The records below are to be quoted in full; please keep every word exact.
-=-=-
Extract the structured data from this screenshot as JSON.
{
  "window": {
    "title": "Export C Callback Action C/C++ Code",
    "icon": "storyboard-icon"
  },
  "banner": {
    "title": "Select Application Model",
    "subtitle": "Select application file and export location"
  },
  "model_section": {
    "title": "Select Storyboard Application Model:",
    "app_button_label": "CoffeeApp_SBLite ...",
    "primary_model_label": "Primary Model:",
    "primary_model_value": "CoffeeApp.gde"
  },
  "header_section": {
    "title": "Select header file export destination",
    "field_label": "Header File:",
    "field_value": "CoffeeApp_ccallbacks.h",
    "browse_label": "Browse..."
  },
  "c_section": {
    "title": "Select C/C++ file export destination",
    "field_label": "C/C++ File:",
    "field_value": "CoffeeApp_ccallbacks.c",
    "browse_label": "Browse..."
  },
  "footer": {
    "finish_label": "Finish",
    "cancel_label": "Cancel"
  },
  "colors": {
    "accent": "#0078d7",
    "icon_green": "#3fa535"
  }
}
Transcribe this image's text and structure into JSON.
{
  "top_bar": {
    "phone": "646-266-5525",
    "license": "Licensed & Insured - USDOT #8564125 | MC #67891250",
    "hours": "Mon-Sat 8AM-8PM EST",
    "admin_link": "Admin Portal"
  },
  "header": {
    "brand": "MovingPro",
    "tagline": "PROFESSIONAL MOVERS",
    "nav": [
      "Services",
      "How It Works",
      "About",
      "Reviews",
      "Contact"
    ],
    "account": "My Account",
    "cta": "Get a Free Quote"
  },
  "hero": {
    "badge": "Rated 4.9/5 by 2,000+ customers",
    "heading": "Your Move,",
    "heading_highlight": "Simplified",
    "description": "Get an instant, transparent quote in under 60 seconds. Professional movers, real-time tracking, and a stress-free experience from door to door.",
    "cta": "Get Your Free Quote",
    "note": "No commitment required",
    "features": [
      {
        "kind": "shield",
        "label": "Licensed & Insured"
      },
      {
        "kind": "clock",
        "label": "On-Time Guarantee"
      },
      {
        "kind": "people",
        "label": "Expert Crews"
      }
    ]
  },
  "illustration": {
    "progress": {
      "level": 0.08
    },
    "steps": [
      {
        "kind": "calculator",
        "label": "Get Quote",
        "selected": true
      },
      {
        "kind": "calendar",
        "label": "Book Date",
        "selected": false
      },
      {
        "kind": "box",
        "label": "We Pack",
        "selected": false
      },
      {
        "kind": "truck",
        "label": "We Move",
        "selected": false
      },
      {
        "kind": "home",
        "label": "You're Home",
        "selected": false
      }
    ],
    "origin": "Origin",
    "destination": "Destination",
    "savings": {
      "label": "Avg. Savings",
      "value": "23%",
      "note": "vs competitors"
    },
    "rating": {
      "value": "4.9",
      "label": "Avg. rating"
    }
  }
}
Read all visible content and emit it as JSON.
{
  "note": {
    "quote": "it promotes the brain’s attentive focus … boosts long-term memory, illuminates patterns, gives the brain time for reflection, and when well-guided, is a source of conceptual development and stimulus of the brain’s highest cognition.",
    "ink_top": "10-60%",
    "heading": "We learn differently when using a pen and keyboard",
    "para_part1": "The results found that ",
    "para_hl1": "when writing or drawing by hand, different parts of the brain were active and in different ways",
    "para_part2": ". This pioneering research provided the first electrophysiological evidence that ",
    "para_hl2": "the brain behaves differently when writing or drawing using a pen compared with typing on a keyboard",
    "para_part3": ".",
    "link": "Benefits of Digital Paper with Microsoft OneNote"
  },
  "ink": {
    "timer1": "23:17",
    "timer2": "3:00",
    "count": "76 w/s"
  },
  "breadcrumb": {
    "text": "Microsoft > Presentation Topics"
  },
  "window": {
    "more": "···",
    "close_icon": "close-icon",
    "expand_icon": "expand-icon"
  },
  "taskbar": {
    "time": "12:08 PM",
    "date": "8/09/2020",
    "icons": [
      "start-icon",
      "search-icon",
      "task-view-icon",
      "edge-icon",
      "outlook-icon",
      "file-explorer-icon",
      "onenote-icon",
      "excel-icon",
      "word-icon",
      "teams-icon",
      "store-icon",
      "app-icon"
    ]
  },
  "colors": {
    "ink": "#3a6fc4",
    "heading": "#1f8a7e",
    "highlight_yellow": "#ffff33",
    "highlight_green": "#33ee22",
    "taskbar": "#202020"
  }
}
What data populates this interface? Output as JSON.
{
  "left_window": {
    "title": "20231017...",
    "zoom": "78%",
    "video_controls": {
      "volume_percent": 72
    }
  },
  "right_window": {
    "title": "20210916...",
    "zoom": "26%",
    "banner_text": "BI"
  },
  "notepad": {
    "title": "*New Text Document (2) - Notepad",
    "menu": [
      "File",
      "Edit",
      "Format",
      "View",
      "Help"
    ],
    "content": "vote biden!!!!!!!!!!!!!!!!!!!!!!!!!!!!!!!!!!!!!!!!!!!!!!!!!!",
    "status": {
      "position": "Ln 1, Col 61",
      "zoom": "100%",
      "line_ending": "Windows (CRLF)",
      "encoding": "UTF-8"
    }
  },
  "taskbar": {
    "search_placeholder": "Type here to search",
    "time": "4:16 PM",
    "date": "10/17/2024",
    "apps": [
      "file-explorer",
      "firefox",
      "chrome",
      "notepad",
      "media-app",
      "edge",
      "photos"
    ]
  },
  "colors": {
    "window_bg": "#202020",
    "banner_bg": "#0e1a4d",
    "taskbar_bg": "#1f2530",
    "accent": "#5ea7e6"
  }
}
-=-=-
The response:
Extract the structured data from this screenshot as JSON.
{
  "window": {
    "title": "Export C Callback Action C/C++ Code",
    "icon": "storyboard-icon"
  },
  "banner": {
    "title": "Select Application Model",
    "subtitle": "Select application file and export location"
  },
  "model_section": {
    "title": "Select Storyboard Application Model:",
    "app_button_label": "CoffeeApp_SBLite ...",
    "primary_model_label": "Primary Model:",
    "primary_model_value": "CoffeeApp.gde"
  },
  "header_section": {
    "title": "Select header file export destination",
    "field_label": "Header File:",
    "field_value": "CoffeeApp_ccallbacks.h",
    "browse_label": "Browse..."
  },
  "c_section": {
    "title": "Select C/C++ file export destination",
    "field_label": "C/C++ File:",
    "field_value": "CoffeeApp_ccallbacks.c",
    "browse_label": "Browse..."
  },
  "footer": {
    "finish_label": "Finish",
    "cancel_label": "Cancel"
  },
  "colors": {
    "accent": "#0078d7",
    "icon_green": "#3fa535"
  }
}
Transcribe this image's text and structure into JSON.
{
  "top_bar": {
    "phone": "646-266-5525",
    "license": "Licensed & Insured - USDOT #8564125 | MC #67891250",
    "hours": "Mon-Sat 8AM-8PM EST",
    "admin_link": "Admin Portal"
  },
  "header": {
    "brand": "MovingPro",
    "tagline": "PROFESSIONAL MOVERS",
    "nav": [
      "Services",
      "How It Works",
      "About",
      "Reviews",
      "Contact"
    ],
    "account": "My Account",
    "cta": "Get a Free Quote"
  },
  "hero": {
    "badge": "Rated 4.9/5 by 2,000+ customers",
    "heading": "Your Move,",
    "heading_highlight": "Simplified",
    "description": "Get an instant, transparent quote in under 60 seconds. Professional movers, real-time tracking, and a stress-free experience from door to door.",
    "cta": "Get Your Free Quote",
    "note": "No commitment required",
    "features": [
      {
        "kind": "shield",
        "label": "Licensed & Insured"
      },
      {
        "kind": "clock",
        "label": "On-Time Guarantee"
      },
      {
        "kind": "people",
        "label": "Expert Crews"
      }
    ]
  },
  "illustration": {
    "progress": {
      "level": 0.08
    },
    "steps": [
      {
        "kind": "calculator",
        "label": "Get Quote",
        "selected": true
      },
      {
        "kind": "calendar",
        "label": "Book Date",
        "selected": false
      },
      {
        "kind": "box",
        "label": "We Pack",
        "selected": false
      },
      {
        "kind": "truck",
        "label": "We Move",
        "selected": false
      },
      {
        "kind": "home",
        "label": "You're Home",
        "selected": false
      }
    ],
    "origin": "Origin",
    "destination": "Destination",
    "savings": {
      "label": "Avg. Savings",
      "value": "23%",
      "note": "vs competitors"
    },
    "rating": {
      "value": "4.9",
      "label": "Avg. rating"
    }
  }
}
Read all visible content and emit it as JSON.
{
  "note": {
    "quote": "it promotes the brain’s attentive focus … boosts long-term memory, illuminates patterns, gives the brain time for reflection, and when well-guided, is a source of conceptual development and stimulus of the brain’s highest cognition.",
    "ink_top": "10-60%",
    "heading": "We learn differently when using a pen and keyboard",
    "para_part1": "The results found that ",
    "para_hl1": "when writing or drawing by hand, different parts of the brain were active and in different ways",
    "para_part2": ". This pioneering research provided the first electrophysiological evidence that ",
    "para_hl2": "the brain behaves differently when writing or drawing using a pen compared with typing on a keyboard",
    "para_part3": ".",
    "link": "Benefits of Digital Paper with Microsoft OneNote"
  },
  "ink": {
    "timer1": "23:17",
    "timer2": "3:00",
    "count": "76 w/s"
  },
  "breadcrumb": {
    "text": "Microsoft > Presentation Topics"
  },
  "window": {
    "more": "···",
    "close_icon": "close-icon",
    "expand_icon": "expand-icon"
  },
  "taskbar": {
    "time": "12:08 PM",
    "date": "8/09/2020",
    "icons": [
      "start-icon",
      "search-icon",
      "task-view-icon",
      "edge-icon",
      "outlook-icon",
      "file-explorer-icon",
      "onenote-icon",
      "excel-icon",
      "word-icon",
      "teams-icon",
      "store-icon",
      "app-icon"
    ]
  },
  "colors": {
    "ink": "#3a6fc4",
    "heading": "#1f8a7e",
    "highlight_yellow": "#ffff33",
    "highlight_green": "#33ee22",
    "taskbar": "#202020"
  }
}
What data populates this interface? Output as JSON.
{
  "left_window": {
    "title": "20231017...",
    "zoom": "78%",
    "video_controls": {
      "volume_percent": 72
    }
  },
  "right_window": {
    "title": "20210916...",
    "zoom": "26%",
    "banner_text": "BI"
  },
  "notepad": {
    "title": "*New Text Document (2) - Notepad",
    "menu": [
      "File",
      "Edit",
      "Format",
      "View",
      "Help"
    ],
    "content": "vote biden!!!!!!!!!!!!!!!!!!!!!!!!!!!!!!!!!!!!!!!!!!!!!!!!!!",
    "status": {
      "position": "Ln 1, Col 61",
      "zoom": "100%",
      "line_ending": "Windows (CRLF)",
      "encoding": "UTF-8"
    }
  },
  "taskbar": {
    "search_placeholder": "Type here to search",
    "time": "4:16 PM",
    "date": "10/17/2024",
    "apps": [
      "file-explorer",
      "firefox",
      "chrome",
      "notepad",
      "media-app",
      "edge",
      "photos"
    ]
  },
  "colors": {
    "window_bg": "#202020",
    "banner_bg": "#0e1a4d",
    "taskbar_bg": "#1f2530",
    "accent": "#5ea7e6"
  }
}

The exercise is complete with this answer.